Problem to work on
Collect every line that includes the string "xlabel".

(Records from a data collection)
• • • •
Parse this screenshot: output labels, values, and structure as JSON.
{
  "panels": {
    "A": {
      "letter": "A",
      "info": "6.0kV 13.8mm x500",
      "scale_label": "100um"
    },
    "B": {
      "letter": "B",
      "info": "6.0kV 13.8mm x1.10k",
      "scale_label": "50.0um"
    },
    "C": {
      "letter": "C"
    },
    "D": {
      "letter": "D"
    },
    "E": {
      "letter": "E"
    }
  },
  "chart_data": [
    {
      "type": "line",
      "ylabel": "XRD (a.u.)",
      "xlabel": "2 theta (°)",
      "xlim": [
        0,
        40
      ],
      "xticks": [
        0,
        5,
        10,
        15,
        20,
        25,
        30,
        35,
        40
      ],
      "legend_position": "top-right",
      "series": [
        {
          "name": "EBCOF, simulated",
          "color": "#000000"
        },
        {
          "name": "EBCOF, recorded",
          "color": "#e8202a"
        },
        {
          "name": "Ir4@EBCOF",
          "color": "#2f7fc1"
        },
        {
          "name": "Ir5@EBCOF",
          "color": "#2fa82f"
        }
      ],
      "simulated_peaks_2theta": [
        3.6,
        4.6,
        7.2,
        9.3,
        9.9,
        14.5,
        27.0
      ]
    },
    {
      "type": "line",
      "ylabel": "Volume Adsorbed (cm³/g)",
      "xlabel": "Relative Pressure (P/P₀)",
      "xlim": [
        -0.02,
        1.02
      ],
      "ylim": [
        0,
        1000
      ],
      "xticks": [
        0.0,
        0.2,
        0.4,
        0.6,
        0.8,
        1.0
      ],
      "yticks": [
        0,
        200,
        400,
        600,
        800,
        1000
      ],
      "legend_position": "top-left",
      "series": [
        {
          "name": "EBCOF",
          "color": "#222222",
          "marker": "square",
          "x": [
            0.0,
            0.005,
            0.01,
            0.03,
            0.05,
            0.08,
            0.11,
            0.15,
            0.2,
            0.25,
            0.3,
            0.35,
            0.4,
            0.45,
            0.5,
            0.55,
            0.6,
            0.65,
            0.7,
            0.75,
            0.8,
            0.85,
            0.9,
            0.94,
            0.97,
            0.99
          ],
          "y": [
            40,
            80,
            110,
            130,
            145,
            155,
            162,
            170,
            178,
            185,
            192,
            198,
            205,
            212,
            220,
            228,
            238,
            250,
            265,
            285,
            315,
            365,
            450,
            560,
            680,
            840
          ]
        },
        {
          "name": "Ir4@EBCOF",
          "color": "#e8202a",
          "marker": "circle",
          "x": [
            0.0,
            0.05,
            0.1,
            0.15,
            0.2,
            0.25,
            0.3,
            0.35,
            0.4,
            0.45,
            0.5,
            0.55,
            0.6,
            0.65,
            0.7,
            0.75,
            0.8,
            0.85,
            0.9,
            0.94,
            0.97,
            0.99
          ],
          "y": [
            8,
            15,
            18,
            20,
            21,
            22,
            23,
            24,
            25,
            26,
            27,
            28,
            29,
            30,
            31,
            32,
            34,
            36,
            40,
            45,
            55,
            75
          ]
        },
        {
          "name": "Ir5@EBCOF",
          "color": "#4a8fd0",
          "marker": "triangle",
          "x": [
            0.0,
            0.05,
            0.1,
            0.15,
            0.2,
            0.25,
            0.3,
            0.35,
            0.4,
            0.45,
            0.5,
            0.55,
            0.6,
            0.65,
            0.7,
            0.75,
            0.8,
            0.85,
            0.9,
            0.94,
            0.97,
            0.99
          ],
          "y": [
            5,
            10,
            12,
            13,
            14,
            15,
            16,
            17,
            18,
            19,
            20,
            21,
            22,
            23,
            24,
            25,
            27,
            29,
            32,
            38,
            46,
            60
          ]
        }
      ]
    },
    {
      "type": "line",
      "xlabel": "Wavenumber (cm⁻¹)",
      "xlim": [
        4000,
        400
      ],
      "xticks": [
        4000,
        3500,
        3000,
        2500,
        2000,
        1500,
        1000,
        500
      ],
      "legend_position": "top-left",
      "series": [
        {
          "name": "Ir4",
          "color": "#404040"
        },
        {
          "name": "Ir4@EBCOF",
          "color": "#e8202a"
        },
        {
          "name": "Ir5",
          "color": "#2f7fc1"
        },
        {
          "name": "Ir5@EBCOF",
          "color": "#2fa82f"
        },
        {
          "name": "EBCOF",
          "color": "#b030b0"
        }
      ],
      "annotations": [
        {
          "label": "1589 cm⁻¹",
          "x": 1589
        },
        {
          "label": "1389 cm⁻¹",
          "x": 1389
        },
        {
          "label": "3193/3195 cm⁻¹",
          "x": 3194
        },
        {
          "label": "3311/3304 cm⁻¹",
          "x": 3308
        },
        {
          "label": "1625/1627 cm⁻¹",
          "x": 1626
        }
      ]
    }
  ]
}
• • • •
Answer in full
      "xlabel": "2 theta (°)",
      "xlabel": "Relative Pressure (P/P₀)",
      "xlabel": "Wavenumber (cm⁻¹)",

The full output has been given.